**PROMPT**.
Answer with a single number: the count of lines that include the string "mujeres".
----------
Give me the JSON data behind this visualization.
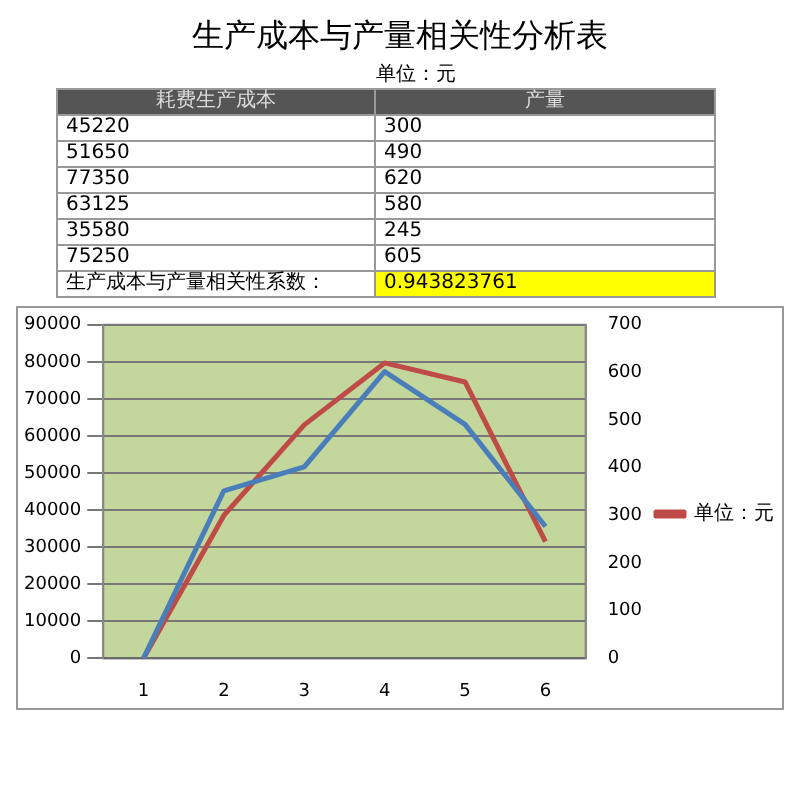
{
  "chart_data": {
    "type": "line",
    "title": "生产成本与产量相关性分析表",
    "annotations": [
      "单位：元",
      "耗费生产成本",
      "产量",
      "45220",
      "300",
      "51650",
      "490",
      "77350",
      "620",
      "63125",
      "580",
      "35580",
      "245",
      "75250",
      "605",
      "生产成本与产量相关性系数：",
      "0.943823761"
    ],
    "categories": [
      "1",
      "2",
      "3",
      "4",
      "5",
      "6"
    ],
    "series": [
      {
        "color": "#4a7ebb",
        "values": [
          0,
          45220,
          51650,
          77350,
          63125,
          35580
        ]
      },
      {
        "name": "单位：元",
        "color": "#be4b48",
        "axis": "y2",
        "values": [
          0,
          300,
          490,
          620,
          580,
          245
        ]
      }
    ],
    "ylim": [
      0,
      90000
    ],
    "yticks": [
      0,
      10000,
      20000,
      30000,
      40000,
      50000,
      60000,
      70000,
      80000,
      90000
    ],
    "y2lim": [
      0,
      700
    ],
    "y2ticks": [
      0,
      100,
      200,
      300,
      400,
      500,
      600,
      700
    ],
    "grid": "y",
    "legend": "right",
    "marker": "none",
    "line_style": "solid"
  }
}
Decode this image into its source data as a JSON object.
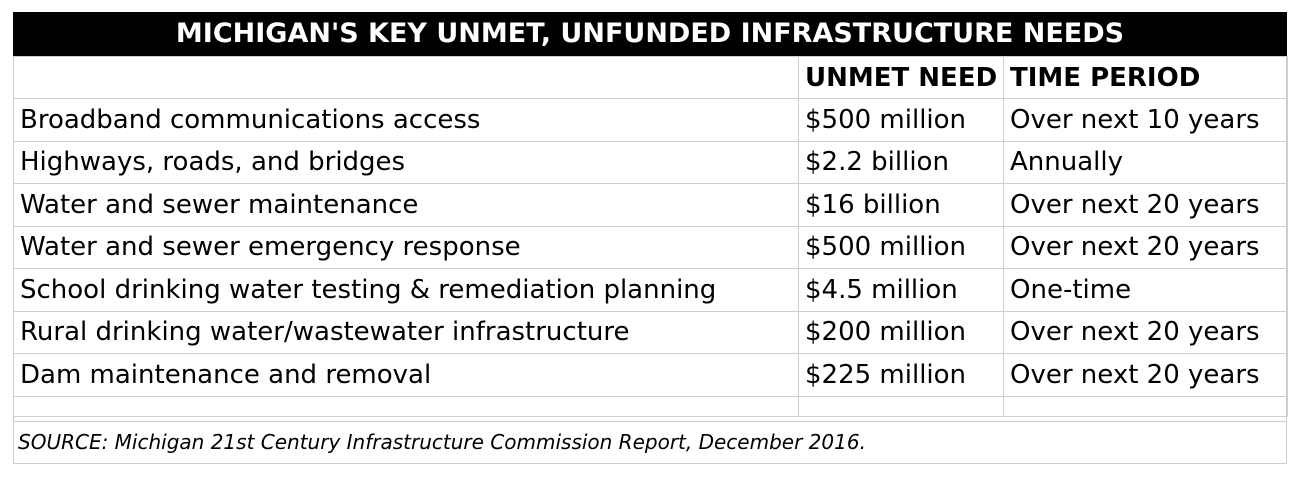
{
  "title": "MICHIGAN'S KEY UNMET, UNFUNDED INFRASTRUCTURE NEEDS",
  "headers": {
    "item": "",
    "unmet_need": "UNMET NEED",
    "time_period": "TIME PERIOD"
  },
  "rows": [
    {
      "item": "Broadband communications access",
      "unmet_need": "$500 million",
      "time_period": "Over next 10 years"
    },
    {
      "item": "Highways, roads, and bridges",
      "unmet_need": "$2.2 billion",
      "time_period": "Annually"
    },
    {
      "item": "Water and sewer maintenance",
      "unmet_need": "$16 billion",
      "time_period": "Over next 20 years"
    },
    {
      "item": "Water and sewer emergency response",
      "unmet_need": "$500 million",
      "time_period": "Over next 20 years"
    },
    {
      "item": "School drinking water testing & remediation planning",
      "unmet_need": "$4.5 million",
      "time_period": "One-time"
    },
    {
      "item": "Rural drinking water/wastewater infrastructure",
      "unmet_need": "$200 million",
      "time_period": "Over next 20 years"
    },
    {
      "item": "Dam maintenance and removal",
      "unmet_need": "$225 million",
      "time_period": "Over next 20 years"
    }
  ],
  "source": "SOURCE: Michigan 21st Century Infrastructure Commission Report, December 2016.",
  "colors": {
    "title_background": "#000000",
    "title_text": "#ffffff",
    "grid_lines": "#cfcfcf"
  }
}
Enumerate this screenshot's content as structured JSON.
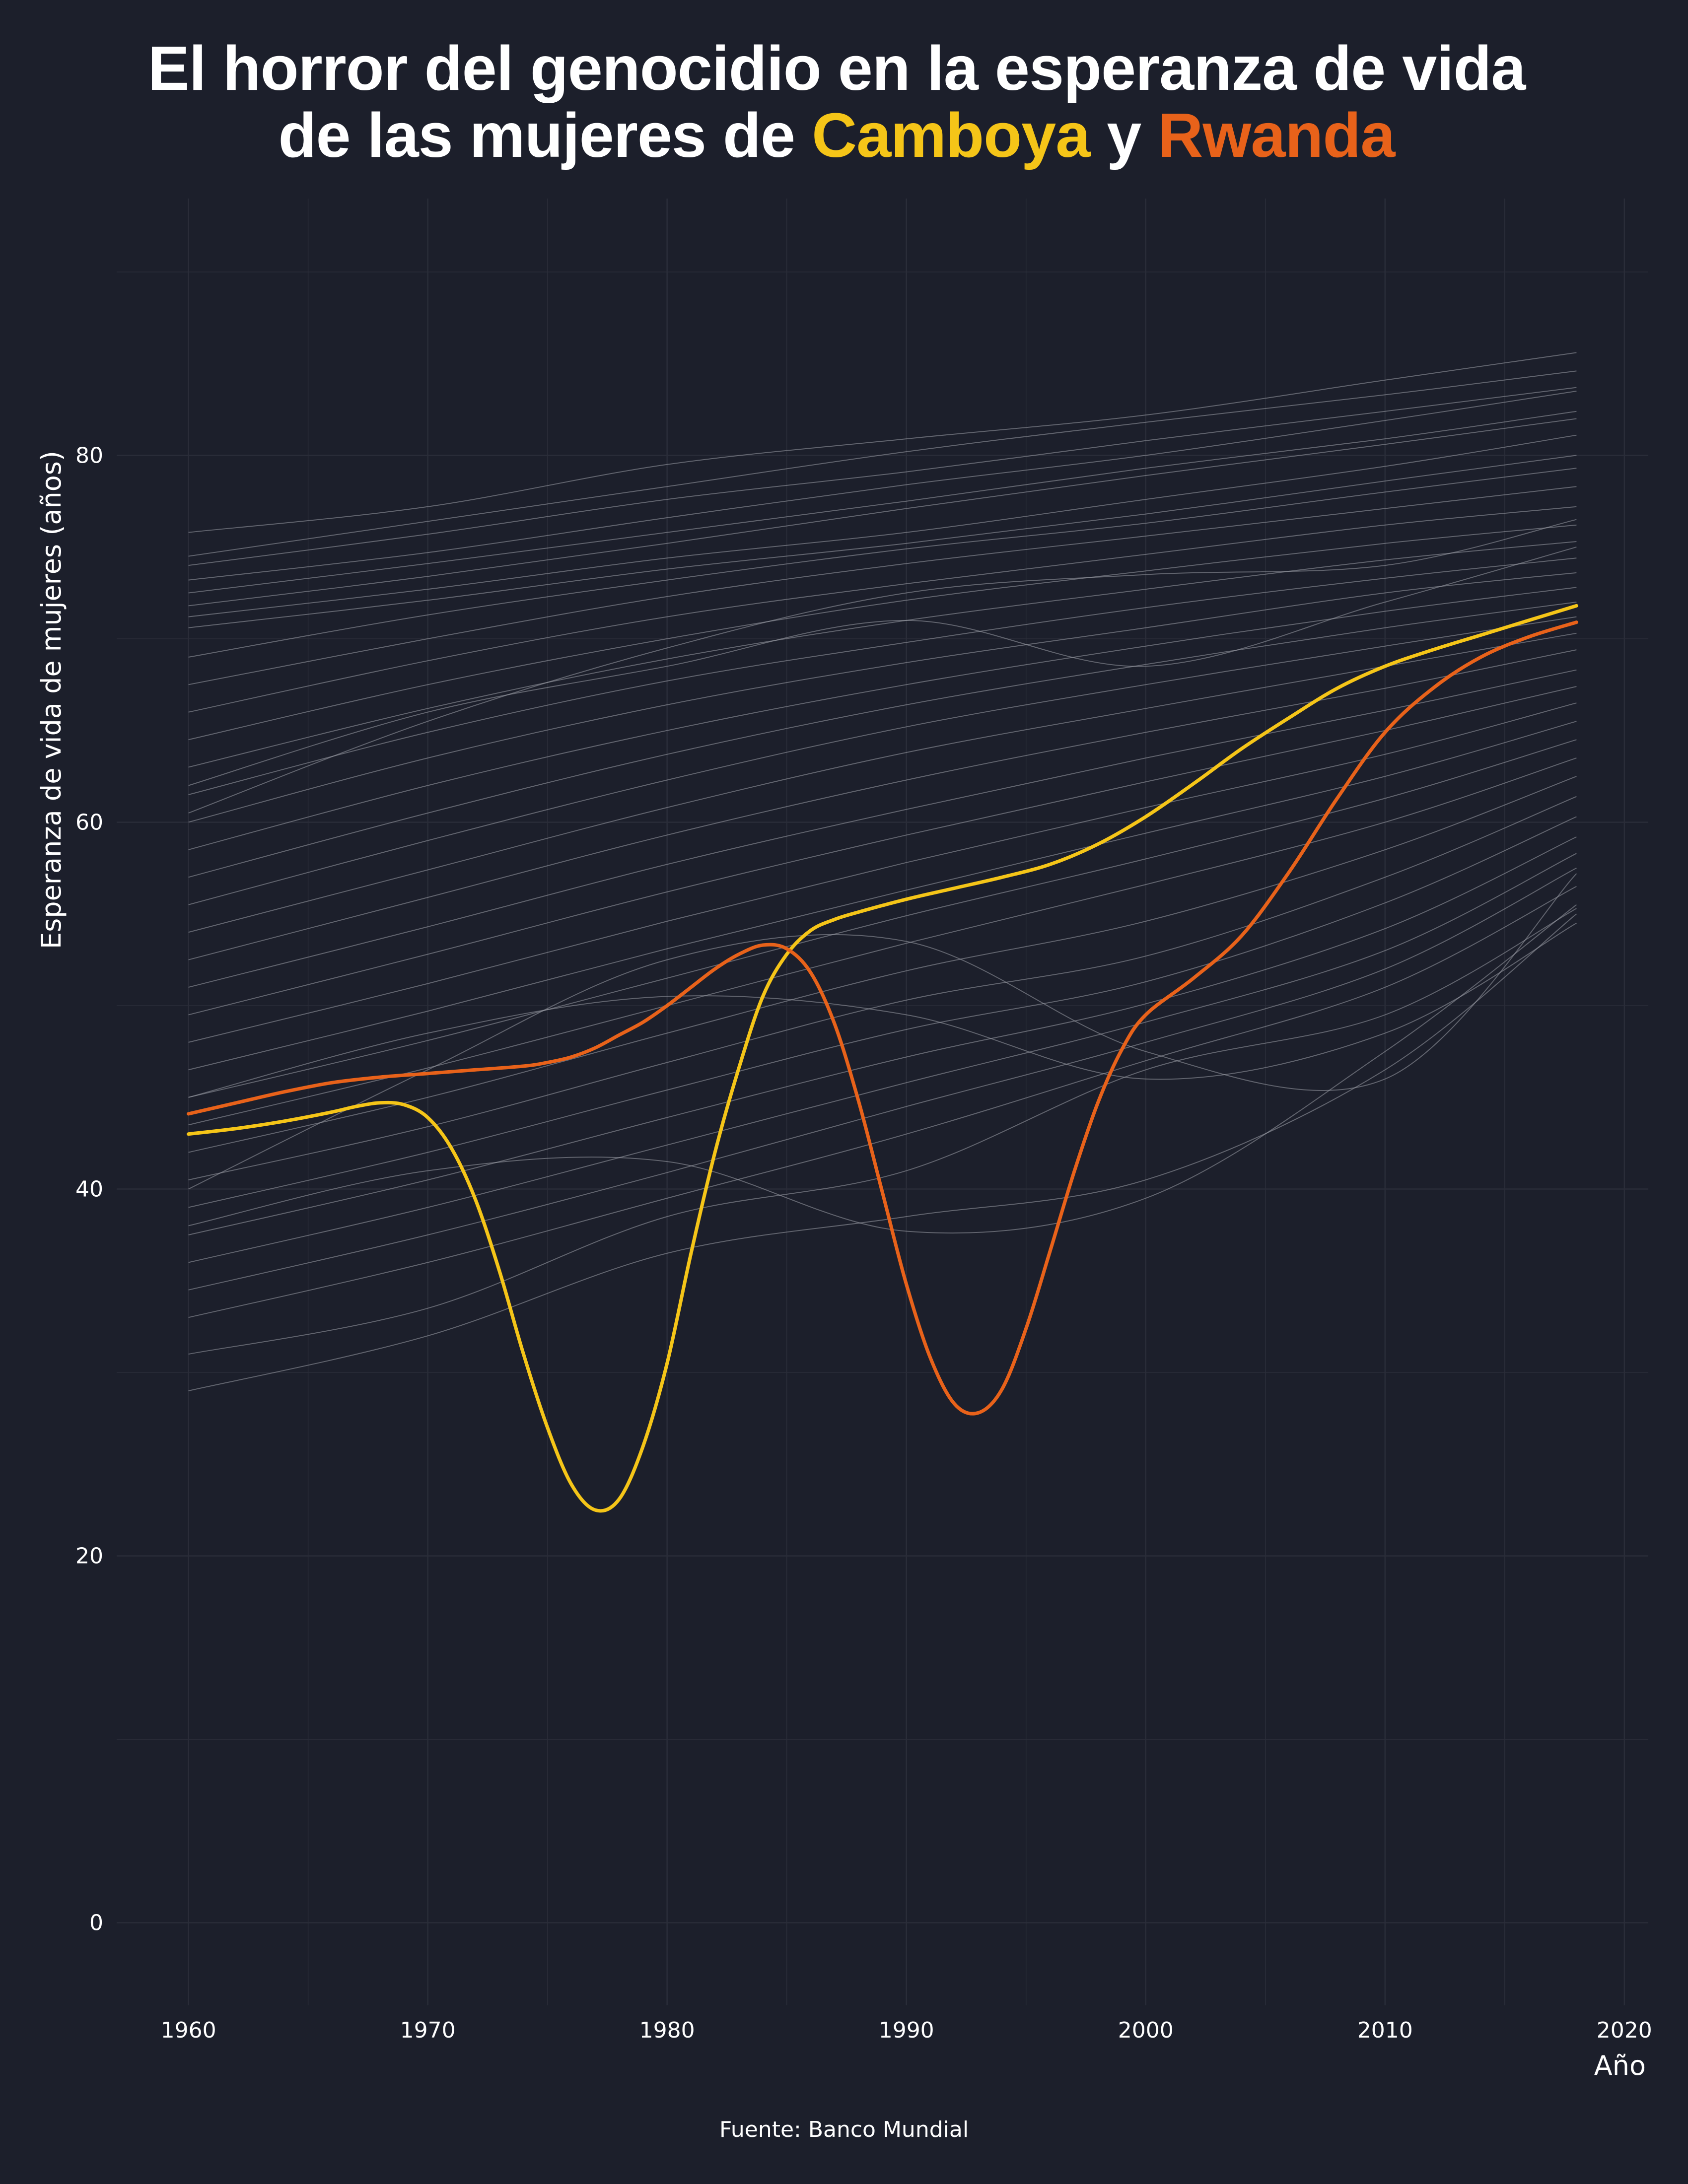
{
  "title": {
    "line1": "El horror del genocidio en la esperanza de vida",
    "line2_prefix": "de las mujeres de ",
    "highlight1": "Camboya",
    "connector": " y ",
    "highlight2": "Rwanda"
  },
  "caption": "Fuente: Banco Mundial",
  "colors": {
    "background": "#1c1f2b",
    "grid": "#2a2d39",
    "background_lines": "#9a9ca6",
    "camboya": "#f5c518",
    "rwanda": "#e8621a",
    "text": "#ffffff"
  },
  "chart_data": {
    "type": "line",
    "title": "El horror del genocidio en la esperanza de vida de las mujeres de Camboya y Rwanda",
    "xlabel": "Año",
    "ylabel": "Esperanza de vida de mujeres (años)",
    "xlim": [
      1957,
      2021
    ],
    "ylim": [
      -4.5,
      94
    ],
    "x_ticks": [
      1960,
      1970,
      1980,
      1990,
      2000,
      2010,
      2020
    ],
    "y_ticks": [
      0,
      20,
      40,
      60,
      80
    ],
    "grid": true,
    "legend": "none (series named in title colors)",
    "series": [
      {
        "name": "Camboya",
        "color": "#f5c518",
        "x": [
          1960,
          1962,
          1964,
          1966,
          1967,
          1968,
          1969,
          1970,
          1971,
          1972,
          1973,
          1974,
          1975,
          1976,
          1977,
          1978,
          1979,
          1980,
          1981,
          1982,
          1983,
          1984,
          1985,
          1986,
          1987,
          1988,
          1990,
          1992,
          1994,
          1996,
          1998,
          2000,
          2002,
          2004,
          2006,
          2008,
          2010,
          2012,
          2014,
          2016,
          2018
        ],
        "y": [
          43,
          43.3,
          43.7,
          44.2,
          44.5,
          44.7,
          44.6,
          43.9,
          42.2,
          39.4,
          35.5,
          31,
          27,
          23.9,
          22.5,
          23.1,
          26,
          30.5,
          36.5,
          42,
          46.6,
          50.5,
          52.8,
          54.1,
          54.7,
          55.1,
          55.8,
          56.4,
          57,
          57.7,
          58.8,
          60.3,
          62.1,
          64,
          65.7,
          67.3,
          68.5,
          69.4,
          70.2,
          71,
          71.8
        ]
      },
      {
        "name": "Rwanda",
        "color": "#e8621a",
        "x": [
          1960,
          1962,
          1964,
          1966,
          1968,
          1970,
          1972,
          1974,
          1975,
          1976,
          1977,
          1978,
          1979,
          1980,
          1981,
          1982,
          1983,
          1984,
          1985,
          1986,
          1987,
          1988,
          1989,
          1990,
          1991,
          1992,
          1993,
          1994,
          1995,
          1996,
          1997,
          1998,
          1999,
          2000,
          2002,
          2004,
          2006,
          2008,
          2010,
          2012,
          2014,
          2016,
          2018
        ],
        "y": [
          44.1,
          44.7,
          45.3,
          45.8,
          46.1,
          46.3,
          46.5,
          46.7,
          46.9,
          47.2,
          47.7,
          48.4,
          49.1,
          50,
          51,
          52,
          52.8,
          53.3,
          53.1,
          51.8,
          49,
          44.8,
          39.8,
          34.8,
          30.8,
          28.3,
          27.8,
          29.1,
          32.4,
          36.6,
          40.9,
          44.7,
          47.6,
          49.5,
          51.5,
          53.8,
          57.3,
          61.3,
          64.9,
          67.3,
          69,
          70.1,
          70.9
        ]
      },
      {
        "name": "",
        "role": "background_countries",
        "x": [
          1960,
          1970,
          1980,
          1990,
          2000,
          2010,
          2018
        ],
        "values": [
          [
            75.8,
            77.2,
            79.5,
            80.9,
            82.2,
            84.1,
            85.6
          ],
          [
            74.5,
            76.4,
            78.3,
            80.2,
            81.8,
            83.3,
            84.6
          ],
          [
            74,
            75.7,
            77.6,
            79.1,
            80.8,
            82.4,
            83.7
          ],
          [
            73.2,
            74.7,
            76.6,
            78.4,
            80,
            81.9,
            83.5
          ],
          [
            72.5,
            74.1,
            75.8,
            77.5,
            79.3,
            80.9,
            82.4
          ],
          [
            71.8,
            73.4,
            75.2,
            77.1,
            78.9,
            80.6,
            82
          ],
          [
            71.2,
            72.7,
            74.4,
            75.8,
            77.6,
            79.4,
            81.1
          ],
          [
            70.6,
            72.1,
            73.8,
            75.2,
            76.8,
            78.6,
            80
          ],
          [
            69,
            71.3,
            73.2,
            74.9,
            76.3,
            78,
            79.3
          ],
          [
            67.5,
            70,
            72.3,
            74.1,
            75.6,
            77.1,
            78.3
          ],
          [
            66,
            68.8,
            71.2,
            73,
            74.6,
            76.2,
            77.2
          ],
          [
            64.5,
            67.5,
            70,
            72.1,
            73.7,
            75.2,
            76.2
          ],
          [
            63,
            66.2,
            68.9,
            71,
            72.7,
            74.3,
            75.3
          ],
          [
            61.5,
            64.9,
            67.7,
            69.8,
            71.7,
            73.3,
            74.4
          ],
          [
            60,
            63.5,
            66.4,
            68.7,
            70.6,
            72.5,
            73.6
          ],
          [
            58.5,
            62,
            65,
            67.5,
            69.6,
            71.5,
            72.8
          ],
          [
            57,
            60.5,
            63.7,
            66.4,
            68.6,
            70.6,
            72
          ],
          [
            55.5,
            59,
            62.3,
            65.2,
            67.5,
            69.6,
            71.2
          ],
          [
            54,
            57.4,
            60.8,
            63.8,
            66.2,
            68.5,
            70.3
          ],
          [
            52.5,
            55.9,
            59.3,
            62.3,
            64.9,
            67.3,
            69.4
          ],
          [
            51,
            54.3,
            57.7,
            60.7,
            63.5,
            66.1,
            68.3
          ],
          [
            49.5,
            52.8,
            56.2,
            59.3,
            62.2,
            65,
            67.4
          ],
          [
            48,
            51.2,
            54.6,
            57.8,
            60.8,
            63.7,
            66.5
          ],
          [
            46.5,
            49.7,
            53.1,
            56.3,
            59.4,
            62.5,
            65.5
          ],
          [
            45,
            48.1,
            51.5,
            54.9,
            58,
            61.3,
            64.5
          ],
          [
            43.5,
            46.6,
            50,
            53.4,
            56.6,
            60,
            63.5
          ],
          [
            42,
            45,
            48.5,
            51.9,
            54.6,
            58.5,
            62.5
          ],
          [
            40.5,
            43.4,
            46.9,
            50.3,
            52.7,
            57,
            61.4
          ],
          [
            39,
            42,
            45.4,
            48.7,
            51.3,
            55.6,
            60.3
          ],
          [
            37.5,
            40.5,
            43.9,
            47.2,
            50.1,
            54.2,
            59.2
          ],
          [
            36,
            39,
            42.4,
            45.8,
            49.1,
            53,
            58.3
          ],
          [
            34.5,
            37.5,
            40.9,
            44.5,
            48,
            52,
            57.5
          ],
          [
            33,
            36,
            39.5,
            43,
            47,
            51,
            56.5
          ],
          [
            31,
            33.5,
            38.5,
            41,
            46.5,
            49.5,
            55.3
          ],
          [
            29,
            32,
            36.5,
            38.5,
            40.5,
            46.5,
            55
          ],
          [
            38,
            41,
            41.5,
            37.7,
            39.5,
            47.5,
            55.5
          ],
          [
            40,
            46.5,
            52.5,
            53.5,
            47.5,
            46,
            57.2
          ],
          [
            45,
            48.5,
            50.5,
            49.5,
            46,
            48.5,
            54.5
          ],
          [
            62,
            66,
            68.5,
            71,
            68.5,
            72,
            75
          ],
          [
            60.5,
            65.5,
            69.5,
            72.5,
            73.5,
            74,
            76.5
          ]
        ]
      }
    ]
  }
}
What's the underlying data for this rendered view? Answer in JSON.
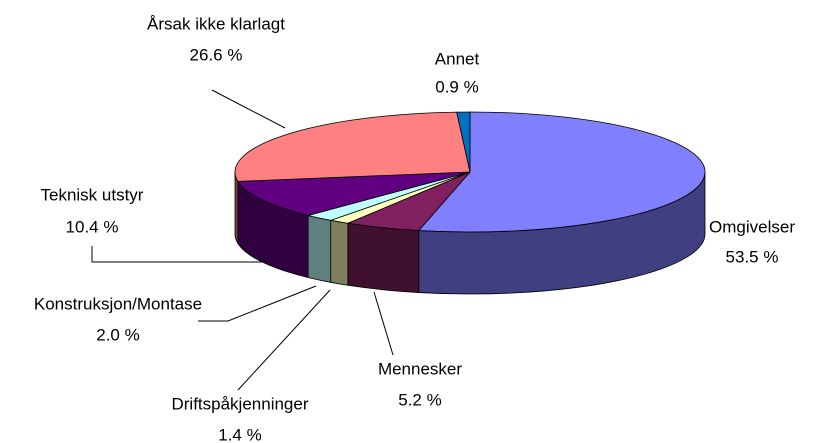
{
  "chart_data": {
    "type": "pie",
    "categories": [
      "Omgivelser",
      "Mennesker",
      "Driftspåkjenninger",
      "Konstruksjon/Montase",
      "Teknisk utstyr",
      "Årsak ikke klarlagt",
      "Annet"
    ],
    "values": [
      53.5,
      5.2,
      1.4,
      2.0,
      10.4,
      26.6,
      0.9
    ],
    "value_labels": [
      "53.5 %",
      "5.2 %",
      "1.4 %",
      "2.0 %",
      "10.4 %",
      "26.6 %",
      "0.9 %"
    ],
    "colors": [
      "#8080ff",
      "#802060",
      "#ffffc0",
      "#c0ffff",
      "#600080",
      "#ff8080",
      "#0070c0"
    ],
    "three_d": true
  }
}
----------
**RESPONSE TO THIS TASK**.
3